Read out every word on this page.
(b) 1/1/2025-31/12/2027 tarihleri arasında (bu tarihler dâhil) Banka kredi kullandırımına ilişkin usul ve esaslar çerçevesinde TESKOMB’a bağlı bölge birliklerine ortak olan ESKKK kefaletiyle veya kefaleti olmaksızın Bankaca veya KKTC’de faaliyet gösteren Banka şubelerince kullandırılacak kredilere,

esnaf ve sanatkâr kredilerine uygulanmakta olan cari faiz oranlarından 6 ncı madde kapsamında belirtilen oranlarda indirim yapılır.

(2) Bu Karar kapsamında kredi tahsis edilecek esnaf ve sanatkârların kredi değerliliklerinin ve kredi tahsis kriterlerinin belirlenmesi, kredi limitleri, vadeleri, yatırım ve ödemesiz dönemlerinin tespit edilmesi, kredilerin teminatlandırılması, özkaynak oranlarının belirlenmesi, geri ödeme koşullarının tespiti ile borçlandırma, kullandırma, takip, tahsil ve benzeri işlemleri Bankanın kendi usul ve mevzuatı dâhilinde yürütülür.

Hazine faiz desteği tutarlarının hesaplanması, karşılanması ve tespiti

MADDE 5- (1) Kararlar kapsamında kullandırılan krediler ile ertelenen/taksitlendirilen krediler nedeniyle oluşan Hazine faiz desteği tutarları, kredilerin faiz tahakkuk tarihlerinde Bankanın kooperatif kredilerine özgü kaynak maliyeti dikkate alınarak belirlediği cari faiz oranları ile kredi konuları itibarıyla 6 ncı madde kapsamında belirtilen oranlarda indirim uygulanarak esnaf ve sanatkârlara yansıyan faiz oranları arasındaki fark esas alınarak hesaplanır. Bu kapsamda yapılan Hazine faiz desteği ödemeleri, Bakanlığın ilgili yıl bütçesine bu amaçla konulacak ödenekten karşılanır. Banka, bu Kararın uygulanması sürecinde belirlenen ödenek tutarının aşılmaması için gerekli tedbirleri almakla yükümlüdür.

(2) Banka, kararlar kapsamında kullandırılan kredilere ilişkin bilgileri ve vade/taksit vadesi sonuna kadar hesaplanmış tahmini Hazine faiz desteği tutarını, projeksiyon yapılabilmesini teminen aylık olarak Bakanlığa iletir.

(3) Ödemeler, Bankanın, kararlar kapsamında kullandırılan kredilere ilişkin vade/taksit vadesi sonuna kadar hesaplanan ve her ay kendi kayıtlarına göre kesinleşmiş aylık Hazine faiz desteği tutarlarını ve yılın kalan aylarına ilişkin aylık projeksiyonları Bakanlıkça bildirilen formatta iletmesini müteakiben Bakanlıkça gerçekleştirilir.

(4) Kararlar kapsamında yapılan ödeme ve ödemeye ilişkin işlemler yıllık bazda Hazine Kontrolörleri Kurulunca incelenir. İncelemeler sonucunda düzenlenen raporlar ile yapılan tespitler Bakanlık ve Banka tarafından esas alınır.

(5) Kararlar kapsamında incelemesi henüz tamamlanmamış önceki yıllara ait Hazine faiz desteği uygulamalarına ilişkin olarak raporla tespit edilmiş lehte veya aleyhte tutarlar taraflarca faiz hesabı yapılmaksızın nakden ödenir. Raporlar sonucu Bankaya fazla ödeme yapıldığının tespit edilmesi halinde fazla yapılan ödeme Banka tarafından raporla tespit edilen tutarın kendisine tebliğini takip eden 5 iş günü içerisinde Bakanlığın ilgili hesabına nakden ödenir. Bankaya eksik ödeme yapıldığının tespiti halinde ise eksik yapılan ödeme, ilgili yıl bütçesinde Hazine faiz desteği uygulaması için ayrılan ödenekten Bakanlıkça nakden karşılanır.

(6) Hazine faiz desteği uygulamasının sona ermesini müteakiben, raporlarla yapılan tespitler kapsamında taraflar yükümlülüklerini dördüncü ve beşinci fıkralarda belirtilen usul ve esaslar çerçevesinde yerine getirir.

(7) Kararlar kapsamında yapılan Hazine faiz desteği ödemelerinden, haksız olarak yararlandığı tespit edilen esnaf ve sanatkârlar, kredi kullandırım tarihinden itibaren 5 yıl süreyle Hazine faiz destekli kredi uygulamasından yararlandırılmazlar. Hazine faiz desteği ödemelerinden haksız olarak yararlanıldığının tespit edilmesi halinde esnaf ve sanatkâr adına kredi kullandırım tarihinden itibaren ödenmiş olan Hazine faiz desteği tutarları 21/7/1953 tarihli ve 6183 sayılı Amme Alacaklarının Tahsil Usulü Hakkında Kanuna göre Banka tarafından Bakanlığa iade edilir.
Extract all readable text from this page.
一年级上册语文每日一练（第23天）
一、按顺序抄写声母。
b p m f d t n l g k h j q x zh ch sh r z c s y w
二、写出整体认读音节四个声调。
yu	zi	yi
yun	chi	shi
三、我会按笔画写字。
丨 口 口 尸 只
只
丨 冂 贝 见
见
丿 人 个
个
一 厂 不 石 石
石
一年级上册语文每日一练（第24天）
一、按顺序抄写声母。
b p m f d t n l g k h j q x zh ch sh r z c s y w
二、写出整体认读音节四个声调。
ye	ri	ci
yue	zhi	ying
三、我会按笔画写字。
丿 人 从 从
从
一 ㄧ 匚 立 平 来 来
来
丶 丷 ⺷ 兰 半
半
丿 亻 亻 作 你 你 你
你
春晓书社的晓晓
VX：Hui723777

PROBLEM TO WORK ON >> Every line from the one holding "Extract all readable text from this page." through the final line of the listing must be echoed exactly; leave out all other lines.

EXERCISE RESULT >>
Extract all readable text from this page.
一年级上册语文每日一练（第23天）
一、按顺序抄写声母。
b p m f d t n l g k h j q x zh ch sh r z c s y w
二、写出整体认读音节四个声调。
yu	zi	yi
yun	chi	shi
三、我会按笔画写字。
丨 口 口 尸 只
只
丨 冂 贝 见
见
丿 人 个
个
一 厂 不 石 石
石
一年级上册语文每日一练（第24天）
一、按顺序抄写声母。
b p m f d t n l g k h j q x zh ch sh r z c s y w
二、写出整体认读音节四个声调。
ye	ri	ci
yue	zhi	ying
三、我会按笔画写字。
丿 人 从 从
从
一 ㄧ 匚 立 平 来 来
来
丶 丷 ⺷ 兰 半
半
丿 亻 亻 作 你 你 你
你
春晓书社的晓晓
VX：Hui723777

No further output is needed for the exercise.